__Record excerpts__:

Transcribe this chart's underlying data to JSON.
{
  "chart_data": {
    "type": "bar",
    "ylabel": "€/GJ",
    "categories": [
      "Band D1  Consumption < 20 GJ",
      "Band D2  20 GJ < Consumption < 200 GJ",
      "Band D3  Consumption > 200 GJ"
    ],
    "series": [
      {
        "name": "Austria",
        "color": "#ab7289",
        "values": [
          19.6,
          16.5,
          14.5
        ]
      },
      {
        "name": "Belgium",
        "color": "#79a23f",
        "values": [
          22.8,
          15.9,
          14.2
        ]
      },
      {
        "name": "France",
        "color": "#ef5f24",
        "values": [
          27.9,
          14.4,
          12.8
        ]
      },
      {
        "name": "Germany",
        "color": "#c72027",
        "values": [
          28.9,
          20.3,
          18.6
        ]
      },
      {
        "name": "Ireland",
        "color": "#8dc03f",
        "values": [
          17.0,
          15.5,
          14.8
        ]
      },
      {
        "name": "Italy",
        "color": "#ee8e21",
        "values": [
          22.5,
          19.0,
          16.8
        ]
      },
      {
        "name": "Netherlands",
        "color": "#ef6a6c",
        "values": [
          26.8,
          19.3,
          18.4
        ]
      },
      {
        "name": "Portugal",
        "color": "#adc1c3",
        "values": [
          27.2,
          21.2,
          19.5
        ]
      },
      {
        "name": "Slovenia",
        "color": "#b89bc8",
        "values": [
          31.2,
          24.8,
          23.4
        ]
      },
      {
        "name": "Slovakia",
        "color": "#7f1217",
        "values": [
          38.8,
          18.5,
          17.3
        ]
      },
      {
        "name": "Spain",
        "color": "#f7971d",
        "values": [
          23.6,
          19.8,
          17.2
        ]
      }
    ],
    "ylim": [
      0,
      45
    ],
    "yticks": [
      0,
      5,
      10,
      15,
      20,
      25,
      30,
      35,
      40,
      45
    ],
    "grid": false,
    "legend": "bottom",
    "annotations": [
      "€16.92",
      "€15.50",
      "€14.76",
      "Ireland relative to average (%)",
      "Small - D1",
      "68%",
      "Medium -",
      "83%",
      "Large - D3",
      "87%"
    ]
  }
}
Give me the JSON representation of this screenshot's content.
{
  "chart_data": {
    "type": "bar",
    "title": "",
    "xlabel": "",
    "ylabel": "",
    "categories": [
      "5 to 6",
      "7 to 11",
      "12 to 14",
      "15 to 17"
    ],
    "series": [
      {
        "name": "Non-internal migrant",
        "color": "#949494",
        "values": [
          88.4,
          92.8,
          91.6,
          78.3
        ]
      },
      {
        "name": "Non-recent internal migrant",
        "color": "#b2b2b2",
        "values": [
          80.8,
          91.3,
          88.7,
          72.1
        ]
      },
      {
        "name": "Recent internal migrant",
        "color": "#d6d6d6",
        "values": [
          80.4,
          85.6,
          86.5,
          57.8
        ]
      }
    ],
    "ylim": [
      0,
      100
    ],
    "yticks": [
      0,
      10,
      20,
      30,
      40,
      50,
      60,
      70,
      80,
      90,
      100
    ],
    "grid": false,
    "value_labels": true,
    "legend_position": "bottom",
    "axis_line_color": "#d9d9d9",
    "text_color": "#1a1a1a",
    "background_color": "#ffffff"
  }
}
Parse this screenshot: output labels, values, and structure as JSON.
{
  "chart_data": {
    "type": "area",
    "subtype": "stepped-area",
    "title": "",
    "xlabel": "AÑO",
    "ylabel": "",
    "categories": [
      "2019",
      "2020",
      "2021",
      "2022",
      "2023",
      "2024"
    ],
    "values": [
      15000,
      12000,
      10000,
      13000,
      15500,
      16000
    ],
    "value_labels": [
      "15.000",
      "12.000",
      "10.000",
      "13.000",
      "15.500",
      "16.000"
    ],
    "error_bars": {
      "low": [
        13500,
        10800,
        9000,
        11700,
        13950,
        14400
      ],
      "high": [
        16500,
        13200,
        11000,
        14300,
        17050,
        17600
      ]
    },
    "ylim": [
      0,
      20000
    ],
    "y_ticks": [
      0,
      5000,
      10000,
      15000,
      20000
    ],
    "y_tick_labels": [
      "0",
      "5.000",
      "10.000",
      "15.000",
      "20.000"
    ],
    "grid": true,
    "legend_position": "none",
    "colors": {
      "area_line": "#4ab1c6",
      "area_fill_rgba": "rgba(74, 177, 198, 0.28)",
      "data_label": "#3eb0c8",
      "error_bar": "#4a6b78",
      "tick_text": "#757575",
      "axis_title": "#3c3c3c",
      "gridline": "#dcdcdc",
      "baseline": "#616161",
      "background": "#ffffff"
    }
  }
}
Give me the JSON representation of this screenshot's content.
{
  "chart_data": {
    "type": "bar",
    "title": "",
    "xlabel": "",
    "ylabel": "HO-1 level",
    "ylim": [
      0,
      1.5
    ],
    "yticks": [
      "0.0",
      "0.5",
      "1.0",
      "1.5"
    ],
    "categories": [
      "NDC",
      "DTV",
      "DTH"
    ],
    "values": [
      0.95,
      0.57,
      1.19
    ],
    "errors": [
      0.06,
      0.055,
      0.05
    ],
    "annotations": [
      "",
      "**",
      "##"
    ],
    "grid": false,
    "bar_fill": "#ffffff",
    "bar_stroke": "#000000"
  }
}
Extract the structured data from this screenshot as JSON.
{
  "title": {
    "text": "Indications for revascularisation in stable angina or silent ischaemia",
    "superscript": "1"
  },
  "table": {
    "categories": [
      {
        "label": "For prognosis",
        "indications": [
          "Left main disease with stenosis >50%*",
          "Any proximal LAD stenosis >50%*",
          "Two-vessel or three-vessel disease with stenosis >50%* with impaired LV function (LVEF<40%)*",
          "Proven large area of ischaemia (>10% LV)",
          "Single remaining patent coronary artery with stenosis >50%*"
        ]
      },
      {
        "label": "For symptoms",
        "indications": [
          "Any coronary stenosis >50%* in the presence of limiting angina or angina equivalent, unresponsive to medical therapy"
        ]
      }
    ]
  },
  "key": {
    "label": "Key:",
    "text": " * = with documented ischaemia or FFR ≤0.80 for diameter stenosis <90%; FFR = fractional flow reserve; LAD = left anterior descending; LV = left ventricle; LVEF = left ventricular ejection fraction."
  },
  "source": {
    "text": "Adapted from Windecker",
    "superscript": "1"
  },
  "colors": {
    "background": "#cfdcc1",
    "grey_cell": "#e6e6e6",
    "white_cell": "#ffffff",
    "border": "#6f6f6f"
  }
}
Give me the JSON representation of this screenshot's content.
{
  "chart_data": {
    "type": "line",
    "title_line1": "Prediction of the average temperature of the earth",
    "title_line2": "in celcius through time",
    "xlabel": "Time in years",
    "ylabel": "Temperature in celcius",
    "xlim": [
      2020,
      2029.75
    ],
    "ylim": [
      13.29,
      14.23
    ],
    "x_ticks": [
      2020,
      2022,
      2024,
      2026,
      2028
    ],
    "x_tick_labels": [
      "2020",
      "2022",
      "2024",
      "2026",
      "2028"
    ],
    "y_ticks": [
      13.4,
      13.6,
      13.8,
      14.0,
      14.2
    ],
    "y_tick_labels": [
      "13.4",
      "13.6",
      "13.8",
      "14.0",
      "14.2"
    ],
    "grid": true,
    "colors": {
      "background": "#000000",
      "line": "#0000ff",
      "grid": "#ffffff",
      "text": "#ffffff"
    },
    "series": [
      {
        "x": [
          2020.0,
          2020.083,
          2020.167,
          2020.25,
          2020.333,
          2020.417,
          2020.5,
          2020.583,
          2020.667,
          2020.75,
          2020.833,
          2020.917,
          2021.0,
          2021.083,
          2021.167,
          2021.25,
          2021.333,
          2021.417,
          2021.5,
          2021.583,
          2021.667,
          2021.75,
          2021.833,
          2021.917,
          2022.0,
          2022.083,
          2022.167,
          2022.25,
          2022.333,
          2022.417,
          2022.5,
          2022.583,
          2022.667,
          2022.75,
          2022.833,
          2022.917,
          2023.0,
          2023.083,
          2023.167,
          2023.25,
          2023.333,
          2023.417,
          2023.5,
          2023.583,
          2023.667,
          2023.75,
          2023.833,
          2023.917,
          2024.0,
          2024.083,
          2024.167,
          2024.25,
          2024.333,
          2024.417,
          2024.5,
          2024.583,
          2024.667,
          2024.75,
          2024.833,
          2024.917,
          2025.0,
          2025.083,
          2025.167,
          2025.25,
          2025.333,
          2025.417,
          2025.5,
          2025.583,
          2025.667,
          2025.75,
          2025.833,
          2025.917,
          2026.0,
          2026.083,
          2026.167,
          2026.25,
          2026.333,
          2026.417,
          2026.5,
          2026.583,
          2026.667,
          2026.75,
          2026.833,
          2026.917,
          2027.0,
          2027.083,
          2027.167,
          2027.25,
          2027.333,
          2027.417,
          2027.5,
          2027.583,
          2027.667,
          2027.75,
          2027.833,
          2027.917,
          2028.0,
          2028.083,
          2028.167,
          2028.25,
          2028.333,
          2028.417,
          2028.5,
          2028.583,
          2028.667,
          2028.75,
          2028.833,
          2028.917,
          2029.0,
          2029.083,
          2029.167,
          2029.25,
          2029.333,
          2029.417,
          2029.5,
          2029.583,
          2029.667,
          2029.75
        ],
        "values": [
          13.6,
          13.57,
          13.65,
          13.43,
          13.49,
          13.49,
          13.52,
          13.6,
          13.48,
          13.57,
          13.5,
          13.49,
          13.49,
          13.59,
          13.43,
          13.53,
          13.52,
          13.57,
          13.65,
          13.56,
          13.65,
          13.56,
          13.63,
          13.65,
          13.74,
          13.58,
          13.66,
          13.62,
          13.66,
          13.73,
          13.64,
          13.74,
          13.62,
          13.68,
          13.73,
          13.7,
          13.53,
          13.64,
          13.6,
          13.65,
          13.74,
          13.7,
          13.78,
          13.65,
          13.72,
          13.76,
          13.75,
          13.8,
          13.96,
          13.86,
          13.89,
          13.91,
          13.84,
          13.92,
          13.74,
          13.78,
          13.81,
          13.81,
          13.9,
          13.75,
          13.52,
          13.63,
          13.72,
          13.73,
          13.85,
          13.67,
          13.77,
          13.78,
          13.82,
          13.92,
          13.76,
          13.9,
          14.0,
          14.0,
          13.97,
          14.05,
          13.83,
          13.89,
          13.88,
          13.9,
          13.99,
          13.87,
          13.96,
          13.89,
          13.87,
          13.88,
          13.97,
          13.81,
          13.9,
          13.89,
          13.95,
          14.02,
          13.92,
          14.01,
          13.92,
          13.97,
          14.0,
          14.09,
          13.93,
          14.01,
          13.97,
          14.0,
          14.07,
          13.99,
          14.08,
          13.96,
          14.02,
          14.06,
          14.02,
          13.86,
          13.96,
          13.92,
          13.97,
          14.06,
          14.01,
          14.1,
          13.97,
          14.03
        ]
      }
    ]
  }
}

__Your task__: Provide only the count of lines in the data above that include the string "average".

__Task response__: 2